Your task:
Collect every line in the records below that contains the word "series".

Listed records:
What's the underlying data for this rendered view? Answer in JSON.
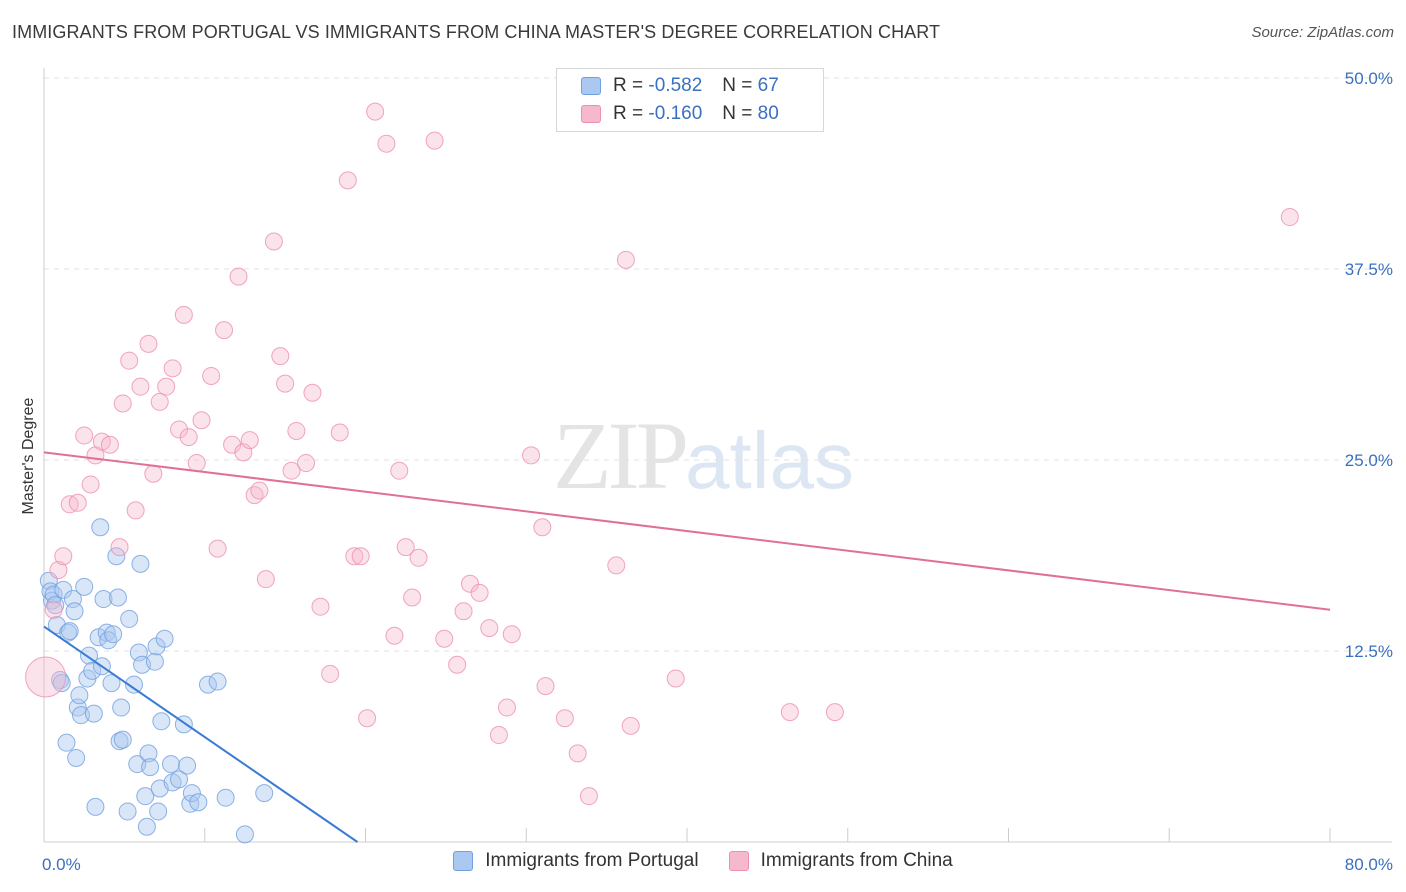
{
  "title": "IMMIGRANTS FROM PORTUGAL VS IMMIGRANTS FROM CHINA MASTER'S DEGREE CORRELATION CHART",
  "source": "Source: ZipAtlas.com",
  "watermark": {
    "zip": "ZIP",
    "atlas": "atlas"
  },
  "legend": {
    "rows": [
      {
        "r_label": "R = ",
        "r_value": "-0.582",
        "n_label": "N = ",
        "n_value": "67",
        "color": "#aac8f0"
      },
      {
        "r_label": "R = ",
        "r_value": "-0.160",
        "n_label": "N = ",
        "n_value": "80",
        "color": "#f5b8cc"
      }
    ]
  },
  "colors": {
    "portugal": "#6fa0e0",
    "china": "#ee8fb0",
    "portugal_line": "#3a7bd5",
    "china_line": "#e0709a"
  },
  "chart_data": {
    "type": "scatter",
    "title": "IMMIGRANTS FROM PORTUGAL VS IMMIGRANTS FROM CHINA MASTER'S DEGREE CORRELATION CHART",
    "ylabel": "Master's Degree",
    "xlim": [
      0,
      80
    ],
    "ylim": [
      0,
      50
    ],
    "x_tick_labels": [
      "0.0%",
      "80.0%"
    ],
    "y_ticks": [
      12.5,
      25.0,
      37.5,
      50.0
    ],
    "y_tick_labels": [
      "12.5%",
      "25.0%",
      "37.5%",
      "50.0%"
    ],
    "grid": true,
    "legend_position": "top-center",
    "series": [
      {
        "name": "Immigrants from Portugal",
        "points": [
          [
            0.3,
            17.1
          ],
          [
            0.4,
            16.4
          ],
          [
            0.5,
            15.8
          ],
          [
            0.6,
            16.2
          ],
          [
            0.7,
            15.5
          ],
          [
            0.8,
            14.2
          ],
          [
            1.0,
            10.6
          ],
          [
            1.1,
            10.4
          ],
          [
            1.2,
            16.5
          ],
          [
            1.4,
            6.5
          ],
          [
            1.5,
            13.7
          ],
          [
            1.6,
            13.8
          ],
          [
            1.8,
            15.9
          ],
          [
            1.9,
            15.1
          ],
          [
            2.0,
            5.5
          ],
          [
            2.1,
            8.8
          ],
          [
            2.2,
            9.6
          ],
          [
            2.3,
            8.3
          ],
          [
            2.5,
            16.7
          ],
          [
            2.7,
            10.7
          ],
          [
            2.8,
            12.2
          ],
          [
            3.0,
            11.2
          ],
          [
            3.1,
            8.4
          ],
          [
            3.2,
            2.3
          ],
          [
            3.4,
            13.4
          ],
          [
            3.6,
            11.5
          ],
          [
            3.5,
            20.6
          ],
          [
            3.7,
            15.9
          ],
          [
            3.9,
            13.7
          ],
          [
            4.0,
            13.2
          ],
          [
            4.2,
            10.4
          ],
          [
            4.3,
            13.6
          ],
          [
            4.5,
            18.7
          ],
          [
            4.6,
            16.0
          ],
          [
            4.7,
            6.6
          ],
          [
            4.8,
            8.8
          ],
          [
            4.9,
            6.7
          ],
          [
            5.2,
            2.0
          ],
          [
            5.3,
            14.6
          ],
          [
            5.6,
            10.3
          ],
          [
            5.8,
            5.1
          ],
          [
            5.9,
            12.4
          ],
          [
            6.0,
            18.2
          ],
          [
            6.1,
            11.6
          ],
          [
            6.3,
            3.0
          ],
          [
            6.4,
            1.0
          ],
          [
            6.5,
            5.8
          ],
          [
            6.6,
            4.9
          ],
          [
            6.9,
            11.8
          ],
          [
            7.0,
            12.8
          ],
          [
            7.1,
            2.0
          ],
          [
            7.2,
            3.5
          ],
          [
            7.3,
            7.9
          ],
          [
            7.5,
            13.3
          ],
          [
            7.9,
            5.1
          ],
          [
            8.0,
            3.9
          ],
          [
            8.4,
            4.1
          ],
          [
            8.7,
            7.7
          ],
          [
            8.9,
            5.0
          ],
          [
            9.1,
            2.5
          ],
          [
            9.2,
            3.2
          ],
          [
            9.6,
            2.6
          ],
          [
            10.2,
            10.3
          ],
          [
            10.8,
            10.5
          ],
          [
            11.3,
            2.9
          ],
          [
            13.7,
            3.2
          ],
          [
            12.5,
            0.5
          ]
        ]
      },
      {
        "name": "Immigrants from China",
        "points": [
          [
            0.1,
            10.8
          ],
          [
            0.6,
            15.2
          ],
          [
            0.9,
            17.8
          ],
          [
            1.2,
            18.7
          ],
          [
            1.6,
            22.1
          ],
          [
            2.1,
            22.2
          ],
          [
            2.5,
            26.6
          ],
          [
            2.9,
            23.4
          ],
          [
            3.2,
            25.3
          ],
          [
            3.6,
            26.2
          ],
          [
            4.1,
            26.0
          ],
          [
            4.7,
            19.3
          ],
          [
            4.9,
            28.7
          ],
          [
            5.3,
            31.5
          ],
          [
            5.7,
            21.7
          ],
          [
            6.0,
            29.8
          ],
          [
            6.5,
            32.6
          ],
          [
            6.8,
            24.1
          ],
          [
            7.2,
            28.8
          ],
          [
            7.6,
            29.8
          ],
          [
            8.0,
            31.0
          ],
          [
            8.4,
            27.0
          ],
          [
            8.7,
            34.5
          ],
          [
            9.0,
            26.5
          ],
          [
            9.5,
            24.8
          ],
          [
            9.8,
            27.6
          ],
          [
            10.4,
            30.5
          ],
          [
            10.8,
            19.2
          ],
          [
            11.2,
            33.5
          ],
          [
            11.7,
            26.0
          ],
          [
            12.1,
            37.0
          ],
          [
            12.4,
            25.5
          ],
          [
            12.8,
            26.3
          ],
          [
            13.1,
            22.7
          ],
          [
            13.4,
            23.0
          ],
          [
            13.8,
            17.2
          ],
          [
            14.3,
            39.3
          ],
          [
            14.7,
            31.8
          ],
          [
            15.0,
            30.0
          ],
          [
            15.4,
            24.3
          ],
          [
            15.7,
            26.9
          ],
          [
            16.3,
            24.8
          ],
          [
            16.7,
            29.4
          ],
          [
            17.2,
            15.4
          ],
          [
            17.8,
            11.0
          ],
          [
            18.4,
            26.8
          ],
          [
            18.9,
            43.3
          ],
          [
            19.3,
            18.7
          ],
          [
            19.7,
            18.7
          ],
          [
            20.1,
            8.1
          ],
          [
            20.6,
            47.8
          ],
          [
            21.3,
            45.7
          ],
          [
            21.8,
            13.5
          ],
          [
            22.1,
            24.3
          ],
          [
            22.5,
            19.3
          ],
          [
            22.9,
            16.0
          ],
          [
            23.3,
            18.6
          ],
          [
            24.3,
            45.9
          ],
          [
            24.9,
            13.3
          ],
          [
            25.7,
            11.6
          ],
          [
            26.1,
            15.1
          ],
          [
            26.5,
            16.9
          ],
          [
            27.1,
            16.3
          ],
          [
            27.7,
            14.0
          ],
          [
            28.3,
            7.0
          ],
          [
            28.8,
            8.8
          ],
          [
            29.1,
            13.6
          ],
          [
            30.3,
            25.3
          ],
          [
            31.0,
            20.6
          ],
          [
            31.2,
            10.2
          ],
          [
            32.4,
            8.1
          ],
          [
            33.2,
            5.8
          ],
          [
            33.9,
            3.0
          ],
          [
            35.6,
            18.1
          ],
          [
            36.2,
            38.1
          ],
          [
            36.5,
            7.6
          ],
          [
            39.3,
            10.7
          ],
          [
            46.4,
            8.5
          ],
          [
            49.2,
            8.5
          ],
          [
            77.5,
            40.9
          ]
        ]
      }
    ],
    "trendlines": [
      {
        "series": "Immigrants from Portugal",
        "x": [
          0,
          19.5
        ],
        "y": [
          14.1,
          0.0
        ]
      },
      {
        "series": "Immigrants from China",
        "x": [
          0,
          80
        ],
        "y": [
          25.5,
          15.2
        ]
      }
    ]
  },
  "bottom_legend": {
    "items": [
      {
        "label": "Immigrants from Portugal"
      },
      {
        "label": "Immigrants from China"
      }
    ]
  }
}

The output:
    "series": [
        "series": "Immigrants from Portugal",
        "series": "Immigrants from China",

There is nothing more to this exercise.